Show all lines holding "توفي".

[Collected data]
* BEGIN *
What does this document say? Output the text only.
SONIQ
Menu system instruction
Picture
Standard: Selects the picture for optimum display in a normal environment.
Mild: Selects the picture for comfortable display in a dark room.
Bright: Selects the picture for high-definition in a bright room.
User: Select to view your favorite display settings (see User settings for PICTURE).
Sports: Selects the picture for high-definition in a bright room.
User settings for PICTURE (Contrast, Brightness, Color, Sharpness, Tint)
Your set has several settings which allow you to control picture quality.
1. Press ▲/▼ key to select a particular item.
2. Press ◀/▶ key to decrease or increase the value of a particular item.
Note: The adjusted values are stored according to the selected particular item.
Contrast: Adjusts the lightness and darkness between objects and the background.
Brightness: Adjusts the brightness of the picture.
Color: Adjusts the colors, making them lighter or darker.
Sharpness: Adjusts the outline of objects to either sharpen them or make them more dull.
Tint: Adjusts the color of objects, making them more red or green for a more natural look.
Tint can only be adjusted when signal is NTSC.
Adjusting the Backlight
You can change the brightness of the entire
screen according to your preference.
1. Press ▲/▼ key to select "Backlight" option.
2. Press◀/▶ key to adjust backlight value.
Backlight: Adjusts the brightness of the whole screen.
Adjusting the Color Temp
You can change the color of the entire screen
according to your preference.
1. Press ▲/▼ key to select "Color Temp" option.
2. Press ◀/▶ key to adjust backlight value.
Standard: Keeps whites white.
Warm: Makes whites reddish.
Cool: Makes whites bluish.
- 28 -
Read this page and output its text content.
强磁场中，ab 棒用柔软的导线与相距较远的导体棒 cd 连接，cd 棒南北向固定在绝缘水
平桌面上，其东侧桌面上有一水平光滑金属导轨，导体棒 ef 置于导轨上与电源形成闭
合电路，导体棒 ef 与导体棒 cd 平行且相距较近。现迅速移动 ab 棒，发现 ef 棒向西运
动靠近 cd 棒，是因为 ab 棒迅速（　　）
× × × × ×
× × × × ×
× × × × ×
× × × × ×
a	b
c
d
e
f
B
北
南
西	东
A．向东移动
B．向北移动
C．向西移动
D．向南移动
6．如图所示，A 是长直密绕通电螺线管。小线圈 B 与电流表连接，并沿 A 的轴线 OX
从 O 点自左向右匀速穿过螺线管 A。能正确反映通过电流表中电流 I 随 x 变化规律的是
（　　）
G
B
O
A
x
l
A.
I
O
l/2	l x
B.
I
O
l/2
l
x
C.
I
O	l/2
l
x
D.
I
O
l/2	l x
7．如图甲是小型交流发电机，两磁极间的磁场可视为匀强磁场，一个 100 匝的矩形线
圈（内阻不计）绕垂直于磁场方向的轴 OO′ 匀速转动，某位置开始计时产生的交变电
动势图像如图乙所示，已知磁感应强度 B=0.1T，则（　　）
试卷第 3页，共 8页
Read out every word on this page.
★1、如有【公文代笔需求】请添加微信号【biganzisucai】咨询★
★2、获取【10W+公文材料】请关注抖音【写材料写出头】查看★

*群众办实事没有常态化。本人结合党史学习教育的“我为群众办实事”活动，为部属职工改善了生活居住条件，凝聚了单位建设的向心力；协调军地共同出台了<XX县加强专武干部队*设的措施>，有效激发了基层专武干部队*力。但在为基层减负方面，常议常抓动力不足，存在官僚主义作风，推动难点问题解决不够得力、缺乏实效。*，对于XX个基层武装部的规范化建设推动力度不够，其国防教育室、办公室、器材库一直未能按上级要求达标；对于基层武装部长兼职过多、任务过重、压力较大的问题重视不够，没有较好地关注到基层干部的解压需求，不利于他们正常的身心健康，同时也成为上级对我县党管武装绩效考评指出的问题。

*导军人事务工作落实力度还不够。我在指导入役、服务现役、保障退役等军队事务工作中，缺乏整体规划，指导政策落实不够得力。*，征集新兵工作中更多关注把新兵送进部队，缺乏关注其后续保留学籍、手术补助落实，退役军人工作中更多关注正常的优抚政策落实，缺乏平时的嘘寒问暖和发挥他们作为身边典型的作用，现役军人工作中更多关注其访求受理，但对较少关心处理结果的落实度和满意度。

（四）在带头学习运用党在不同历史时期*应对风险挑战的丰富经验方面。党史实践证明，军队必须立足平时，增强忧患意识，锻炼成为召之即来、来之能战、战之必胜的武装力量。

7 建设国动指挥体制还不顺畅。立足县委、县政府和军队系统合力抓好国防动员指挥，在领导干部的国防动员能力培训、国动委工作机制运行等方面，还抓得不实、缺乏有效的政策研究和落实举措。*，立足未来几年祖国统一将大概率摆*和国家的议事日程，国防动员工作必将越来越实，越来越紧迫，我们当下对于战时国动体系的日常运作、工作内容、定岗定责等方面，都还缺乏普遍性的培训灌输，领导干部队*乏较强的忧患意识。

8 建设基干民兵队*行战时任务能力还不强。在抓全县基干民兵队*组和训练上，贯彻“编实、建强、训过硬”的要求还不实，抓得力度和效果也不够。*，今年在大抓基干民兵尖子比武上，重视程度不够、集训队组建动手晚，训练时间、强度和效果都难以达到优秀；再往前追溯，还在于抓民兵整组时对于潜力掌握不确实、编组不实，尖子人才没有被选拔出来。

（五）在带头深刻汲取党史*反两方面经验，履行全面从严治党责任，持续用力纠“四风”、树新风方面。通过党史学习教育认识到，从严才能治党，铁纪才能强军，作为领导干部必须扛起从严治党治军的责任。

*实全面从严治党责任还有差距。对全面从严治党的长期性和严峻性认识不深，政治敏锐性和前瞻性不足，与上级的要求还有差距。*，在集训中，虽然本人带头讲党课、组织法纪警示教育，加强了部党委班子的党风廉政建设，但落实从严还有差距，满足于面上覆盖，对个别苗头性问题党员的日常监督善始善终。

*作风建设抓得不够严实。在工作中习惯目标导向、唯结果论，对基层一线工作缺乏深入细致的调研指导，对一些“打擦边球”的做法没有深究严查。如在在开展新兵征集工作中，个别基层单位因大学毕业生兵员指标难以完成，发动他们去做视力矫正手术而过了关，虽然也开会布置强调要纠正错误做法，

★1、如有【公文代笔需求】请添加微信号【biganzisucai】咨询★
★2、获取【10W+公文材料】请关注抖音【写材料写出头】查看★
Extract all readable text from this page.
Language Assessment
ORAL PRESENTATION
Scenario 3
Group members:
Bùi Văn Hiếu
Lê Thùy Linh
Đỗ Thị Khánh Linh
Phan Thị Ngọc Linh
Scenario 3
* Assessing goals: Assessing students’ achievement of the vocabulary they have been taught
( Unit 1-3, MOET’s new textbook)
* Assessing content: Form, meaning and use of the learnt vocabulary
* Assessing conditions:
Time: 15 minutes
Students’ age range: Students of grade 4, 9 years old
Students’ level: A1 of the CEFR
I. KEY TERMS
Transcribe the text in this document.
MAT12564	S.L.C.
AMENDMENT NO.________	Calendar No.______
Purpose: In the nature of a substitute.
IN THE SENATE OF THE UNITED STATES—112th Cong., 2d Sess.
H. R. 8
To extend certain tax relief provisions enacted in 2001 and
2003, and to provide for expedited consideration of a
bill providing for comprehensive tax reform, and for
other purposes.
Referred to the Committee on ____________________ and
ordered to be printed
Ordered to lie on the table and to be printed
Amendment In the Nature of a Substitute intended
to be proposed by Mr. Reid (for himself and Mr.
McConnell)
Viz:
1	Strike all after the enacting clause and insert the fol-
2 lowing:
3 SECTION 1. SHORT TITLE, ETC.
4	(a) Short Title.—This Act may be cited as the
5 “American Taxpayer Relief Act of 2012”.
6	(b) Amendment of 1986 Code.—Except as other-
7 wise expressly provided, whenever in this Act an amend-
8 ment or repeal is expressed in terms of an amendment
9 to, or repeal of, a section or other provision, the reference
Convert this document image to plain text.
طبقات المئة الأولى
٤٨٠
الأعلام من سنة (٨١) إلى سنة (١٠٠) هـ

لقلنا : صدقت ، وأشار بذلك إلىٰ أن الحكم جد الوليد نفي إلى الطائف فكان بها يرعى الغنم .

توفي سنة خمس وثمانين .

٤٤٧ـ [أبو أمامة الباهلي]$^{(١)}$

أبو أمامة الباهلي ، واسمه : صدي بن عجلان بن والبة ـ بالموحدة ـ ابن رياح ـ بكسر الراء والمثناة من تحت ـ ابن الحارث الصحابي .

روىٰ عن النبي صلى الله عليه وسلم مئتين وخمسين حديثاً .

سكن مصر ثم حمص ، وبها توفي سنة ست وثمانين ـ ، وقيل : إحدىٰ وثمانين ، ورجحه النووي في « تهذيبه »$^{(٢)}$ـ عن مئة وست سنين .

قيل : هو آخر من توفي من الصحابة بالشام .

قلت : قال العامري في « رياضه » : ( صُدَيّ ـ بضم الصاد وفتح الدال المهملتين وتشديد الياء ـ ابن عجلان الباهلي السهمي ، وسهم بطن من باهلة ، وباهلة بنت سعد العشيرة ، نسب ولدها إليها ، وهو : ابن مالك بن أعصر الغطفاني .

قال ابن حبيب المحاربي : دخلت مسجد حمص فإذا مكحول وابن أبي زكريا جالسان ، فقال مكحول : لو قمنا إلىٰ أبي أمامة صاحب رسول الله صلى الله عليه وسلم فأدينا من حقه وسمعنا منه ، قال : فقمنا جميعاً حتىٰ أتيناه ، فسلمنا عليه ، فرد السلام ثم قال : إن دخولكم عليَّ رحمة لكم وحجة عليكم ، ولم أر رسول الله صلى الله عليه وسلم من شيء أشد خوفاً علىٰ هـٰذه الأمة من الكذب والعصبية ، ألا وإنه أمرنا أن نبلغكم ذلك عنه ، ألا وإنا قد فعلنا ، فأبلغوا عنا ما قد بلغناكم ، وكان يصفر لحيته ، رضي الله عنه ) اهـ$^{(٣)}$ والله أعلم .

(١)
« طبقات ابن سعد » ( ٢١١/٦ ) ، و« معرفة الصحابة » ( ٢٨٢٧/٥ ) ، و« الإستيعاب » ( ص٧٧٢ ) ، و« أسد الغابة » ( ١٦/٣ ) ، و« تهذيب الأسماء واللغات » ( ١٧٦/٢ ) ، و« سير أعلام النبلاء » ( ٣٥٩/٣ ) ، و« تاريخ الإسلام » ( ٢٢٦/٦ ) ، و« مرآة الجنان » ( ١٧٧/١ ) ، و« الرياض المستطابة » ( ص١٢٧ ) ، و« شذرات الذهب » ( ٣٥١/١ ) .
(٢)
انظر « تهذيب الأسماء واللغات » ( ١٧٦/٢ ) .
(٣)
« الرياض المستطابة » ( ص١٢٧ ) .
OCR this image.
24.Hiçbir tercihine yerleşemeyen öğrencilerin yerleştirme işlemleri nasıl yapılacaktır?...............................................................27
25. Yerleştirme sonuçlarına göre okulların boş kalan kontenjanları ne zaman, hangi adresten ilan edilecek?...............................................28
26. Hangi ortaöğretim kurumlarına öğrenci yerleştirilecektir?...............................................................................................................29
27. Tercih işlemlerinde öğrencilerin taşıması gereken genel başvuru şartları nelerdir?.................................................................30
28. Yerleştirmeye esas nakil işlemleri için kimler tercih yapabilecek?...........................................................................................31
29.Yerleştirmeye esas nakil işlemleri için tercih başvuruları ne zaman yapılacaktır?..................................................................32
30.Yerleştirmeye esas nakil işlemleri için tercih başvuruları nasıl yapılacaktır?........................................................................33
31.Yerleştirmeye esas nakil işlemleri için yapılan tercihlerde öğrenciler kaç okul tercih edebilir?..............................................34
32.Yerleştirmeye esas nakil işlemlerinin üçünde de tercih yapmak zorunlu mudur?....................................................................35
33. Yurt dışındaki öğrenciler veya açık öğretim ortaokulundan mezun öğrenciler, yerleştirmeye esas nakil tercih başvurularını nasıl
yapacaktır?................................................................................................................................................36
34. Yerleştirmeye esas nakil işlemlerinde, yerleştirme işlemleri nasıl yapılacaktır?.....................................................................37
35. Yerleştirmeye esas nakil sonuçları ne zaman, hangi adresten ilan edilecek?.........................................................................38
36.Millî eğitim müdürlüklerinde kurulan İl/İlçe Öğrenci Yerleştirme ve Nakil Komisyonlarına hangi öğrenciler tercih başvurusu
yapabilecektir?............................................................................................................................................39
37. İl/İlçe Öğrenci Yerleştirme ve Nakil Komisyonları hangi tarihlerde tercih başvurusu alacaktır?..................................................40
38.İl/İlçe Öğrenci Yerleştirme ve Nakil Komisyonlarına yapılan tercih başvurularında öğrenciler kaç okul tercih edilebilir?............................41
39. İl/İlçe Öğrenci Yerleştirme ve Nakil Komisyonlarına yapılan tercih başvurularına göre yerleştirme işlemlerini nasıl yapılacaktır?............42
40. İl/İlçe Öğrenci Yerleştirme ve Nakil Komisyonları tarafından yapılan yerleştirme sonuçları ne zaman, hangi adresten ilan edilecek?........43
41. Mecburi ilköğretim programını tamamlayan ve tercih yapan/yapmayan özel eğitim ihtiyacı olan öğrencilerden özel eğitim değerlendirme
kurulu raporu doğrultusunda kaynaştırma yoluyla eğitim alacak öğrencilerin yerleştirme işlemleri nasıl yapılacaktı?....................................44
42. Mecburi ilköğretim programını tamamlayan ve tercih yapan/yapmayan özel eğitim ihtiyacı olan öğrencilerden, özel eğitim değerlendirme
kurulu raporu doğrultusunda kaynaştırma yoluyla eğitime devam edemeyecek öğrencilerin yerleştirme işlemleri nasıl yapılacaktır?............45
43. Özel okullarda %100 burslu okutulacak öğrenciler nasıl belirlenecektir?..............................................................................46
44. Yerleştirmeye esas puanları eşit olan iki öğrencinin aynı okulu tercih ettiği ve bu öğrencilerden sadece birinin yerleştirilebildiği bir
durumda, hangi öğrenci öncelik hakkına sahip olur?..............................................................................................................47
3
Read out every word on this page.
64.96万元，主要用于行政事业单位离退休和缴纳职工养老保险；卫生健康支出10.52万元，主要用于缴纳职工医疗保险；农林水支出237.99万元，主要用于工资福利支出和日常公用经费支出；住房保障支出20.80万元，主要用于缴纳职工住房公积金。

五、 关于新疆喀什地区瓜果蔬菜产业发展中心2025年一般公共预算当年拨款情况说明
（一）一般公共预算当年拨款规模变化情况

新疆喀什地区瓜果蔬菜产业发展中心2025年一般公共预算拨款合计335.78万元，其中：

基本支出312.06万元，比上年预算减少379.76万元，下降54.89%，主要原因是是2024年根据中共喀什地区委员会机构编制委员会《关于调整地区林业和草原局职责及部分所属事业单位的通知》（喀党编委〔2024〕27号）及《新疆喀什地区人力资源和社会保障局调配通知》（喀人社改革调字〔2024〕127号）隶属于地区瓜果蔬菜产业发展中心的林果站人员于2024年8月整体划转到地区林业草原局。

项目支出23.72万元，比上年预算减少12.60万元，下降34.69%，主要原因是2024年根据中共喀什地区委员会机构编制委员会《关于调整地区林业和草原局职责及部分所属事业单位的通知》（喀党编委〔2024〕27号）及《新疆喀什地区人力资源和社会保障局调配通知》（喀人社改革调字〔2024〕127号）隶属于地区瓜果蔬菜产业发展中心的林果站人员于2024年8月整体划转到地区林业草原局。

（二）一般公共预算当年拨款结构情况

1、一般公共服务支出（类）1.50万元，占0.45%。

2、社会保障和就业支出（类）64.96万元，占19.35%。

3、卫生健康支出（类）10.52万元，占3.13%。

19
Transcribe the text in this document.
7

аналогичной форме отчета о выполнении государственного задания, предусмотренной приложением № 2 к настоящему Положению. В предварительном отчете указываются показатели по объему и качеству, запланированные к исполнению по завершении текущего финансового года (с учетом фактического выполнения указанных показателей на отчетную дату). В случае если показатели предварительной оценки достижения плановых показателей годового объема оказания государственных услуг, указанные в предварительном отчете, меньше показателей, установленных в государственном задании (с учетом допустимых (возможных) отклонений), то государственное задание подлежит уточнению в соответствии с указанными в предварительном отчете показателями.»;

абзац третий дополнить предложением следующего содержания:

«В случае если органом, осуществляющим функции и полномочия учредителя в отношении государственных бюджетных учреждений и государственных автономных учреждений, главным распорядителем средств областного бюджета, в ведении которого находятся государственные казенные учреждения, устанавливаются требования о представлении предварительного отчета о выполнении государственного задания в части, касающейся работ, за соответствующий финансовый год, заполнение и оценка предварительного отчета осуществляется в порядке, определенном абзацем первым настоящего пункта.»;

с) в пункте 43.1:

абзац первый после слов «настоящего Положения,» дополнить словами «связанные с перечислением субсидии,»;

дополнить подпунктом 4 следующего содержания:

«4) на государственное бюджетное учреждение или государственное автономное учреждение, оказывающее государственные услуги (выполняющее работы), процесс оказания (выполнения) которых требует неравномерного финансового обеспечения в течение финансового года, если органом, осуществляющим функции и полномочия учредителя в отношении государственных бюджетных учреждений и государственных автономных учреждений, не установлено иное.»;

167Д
* END *
> RIGHT ANSWER:
توفي سنة خمس وثمانين .
سكن مصر ثم حمص ، وبها توفي سنة ست وثمانين ـ ، وقيل : إحدىٰ وثمانين ، ورجحه النووي في « تهذيبه »$^{(٢)}$ـ عن مئة وست سنين .
قيل : هو آخر من توفي من الصحابة بالشام .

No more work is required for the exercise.